§ GOAL:
Pick out the lines containing "Denumirea".

§ SUPPLIED ENTRIES:
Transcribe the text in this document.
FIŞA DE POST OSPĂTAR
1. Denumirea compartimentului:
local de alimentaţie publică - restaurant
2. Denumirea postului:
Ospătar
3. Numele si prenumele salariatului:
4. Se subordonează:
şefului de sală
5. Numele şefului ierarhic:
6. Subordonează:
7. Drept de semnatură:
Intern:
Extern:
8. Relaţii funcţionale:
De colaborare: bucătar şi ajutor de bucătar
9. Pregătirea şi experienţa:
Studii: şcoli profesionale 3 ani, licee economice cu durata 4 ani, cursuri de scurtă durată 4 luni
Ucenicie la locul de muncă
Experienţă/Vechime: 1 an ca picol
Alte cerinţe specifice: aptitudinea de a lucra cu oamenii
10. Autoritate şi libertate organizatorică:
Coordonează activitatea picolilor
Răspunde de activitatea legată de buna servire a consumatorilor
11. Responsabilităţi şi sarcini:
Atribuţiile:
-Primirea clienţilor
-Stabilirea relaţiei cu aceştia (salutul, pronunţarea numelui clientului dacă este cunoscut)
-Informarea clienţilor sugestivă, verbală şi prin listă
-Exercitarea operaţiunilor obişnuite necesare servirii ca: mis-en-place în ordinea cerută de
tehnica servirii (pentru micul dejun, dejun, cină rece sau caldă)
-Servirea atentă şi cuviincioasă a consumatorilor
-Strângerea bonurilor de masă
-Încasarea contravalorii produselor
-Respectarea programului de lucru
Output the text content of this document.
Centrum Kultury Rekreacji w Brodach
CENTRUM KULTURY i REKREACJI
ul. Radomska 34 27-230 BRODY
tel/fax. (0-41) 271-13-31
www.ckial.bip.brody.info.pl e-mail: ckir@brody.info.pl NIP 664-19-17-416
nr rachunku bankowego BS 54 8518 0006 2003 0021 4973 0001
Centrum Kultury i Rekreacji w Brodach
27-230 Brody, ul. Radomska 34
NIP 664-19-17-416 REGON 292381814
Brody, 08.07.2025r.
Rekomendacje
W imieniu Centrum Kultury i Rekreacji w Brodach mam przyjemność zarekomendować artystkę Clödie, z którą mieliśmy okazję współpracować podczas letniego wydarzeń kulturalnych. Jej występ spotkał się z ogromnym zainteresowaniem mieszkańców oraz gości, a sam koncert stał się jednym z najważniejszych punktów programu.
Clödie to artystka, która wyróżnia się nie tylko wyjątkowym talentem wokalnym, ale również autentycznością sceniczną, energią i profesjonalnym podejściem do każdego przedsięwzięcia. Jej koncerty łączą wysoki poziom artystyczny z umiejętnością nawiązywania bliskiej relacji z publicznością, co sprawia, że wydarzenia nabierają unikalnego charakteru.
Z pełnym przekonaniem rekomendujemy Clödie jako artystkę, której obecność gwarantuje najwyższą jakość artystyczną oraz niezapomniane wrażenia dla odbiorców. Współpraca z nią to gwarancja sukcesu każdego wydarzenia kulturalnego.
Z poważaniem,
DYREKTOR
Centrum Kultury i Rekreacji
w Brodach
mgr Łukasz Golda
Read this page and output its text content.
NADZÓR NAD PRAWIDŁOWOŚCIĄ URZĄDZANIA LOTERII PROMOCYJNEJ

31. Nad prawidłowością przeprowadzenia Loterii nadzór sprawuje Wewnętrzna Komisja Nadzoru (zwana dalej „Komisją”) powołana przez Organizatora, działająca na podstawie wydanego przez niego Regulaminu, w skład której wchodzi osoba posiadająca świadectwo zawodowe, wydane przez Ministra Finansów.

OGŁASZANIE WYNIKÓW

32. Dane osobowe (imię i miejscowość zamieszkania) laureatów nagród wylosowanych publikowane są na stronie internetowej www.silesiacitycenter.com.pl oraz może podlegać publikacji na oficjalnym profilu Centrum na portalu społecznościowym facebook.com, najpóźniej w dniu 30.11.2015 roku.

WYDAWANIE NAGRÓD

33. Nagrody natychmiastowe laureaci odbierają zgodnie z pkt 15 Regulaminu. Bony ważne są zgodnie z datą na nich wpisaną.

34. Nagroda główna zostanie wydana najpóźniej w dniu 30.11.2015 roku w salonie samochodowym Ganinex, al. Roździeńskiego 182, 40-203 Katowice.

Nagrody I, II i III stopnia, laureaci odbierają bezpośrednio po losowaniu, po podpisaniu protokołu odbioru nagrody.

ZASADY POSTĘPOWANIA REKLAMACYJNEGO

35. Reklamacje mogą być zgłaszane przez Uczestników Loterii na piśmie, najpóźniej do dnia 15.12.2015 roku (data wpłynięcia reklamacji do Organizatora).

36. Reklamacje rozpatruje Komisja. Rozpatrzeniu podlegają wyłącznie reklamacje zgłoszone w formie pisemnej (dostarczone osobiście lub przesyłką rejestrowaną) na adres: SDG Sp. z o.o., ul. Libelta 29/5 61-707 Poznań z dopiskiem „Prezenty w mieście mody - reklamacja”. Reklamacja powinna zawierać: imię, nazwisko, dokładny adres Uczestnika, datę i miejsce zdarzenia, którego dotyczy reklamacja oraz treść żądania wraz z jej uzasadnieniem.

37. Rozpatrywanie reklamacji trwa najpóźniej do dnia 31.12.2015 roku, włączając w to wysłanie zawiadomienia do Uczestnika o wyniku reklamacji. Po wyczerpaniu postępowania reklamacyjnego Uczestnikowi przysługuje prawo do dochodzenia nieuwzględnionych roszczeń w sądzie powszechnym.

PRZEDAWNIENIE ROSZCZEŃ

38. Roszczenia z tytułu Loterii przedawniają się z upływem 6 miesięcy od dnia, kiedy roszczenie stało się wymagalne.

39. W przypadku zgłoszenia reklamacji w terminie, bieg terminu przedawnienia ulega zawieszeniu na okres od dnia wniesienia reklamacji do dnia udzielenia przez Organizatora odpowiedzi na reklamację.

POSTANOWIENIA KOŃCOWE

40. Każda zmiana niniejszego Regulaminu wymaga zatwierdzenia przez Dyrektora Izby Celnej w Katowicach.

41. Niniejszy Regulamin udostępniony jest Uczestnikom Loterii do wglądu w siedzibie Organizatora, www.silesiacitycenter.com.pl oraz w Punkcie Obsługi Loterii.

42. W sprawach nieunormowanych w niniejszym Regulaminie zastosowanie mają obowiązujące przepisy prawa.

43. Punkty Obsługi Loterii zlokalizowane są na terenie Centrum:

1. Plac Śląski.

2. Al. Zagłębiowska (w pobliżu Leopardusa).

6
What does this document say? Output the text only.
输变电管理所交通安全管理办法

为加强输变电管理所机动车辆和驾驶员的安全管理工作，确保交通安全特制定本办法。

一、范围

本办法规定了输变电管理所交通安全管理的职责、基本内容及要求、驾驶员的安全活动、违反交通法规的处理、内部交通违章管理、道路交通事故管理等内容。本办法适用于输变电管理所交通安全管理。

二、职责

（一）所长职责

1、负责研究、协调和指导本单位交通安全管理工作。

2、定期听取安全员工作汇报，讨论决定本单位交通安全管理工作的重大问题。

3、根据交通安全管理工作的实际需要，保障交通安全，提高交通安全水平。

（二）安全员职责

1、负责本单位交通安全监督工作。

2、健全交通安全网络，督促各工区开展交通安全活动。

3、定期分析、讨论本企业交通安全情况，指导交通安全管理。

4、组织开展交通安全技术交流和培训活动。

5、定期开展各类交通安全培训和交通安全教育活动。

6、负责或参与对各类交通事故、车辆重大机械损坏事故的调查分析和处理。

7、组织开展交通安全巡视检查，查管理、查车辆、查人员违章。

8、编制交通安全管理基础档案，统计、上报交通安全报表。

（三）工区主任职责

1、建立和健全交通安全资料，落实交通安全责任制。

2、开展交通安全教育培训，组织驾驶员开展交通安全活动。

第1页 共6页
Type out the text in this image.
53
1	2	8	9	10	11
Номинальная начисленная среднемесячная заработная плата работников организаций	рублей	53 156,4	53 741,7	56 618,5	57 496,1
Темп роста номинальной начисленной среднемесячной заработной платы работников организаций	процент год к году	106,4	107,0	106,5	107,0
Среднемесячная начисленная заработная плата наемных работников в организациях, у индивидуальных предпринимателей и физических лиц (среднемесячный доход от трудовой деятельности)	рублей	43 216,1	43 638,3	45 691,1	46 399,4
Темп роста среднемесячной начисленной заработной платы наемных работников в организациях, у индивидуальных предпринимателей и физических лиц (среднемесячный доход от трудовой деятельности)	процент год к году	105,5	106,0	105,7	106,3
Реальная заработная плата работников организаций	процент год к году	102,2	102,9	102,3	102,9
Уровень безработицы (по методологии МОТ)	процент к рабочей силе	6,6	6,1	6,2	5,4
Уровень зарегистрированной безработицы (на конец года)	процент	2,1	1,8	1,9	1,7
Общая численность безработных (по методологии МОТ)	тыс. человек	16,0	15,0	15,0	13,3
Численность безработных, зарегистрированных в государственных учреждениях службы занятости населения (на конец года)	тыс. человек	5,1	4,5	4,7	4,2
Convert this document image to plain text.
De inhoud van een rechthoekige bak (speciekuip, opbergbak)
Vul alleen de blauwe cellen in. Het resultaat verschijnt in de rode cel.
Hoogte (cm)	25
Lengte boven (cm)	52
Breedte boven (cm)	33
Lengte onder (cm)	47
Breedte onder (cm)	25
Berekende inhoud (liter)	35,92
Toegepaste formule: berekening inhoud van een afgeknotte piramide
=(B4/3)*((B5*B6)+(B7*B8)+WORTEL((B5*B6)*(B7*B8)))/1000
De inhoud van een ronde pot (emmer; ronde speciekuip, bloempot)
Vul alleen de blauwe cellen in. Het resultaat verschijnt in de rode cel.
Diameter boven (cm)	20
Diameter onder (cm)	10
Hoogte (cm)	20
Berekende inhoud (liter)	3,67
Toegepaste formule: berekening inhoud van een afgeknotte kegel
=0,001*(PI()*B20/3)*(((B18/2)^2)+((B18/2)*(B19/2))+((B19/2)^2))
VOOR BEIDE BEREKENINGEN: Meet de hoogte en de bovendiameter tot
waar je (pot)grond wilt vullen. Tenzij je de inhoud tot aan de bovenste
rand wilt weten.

§ RESPONSE TO THE EXERCISE:
1. Denumirea compartimentului:
2. Denumirea postului:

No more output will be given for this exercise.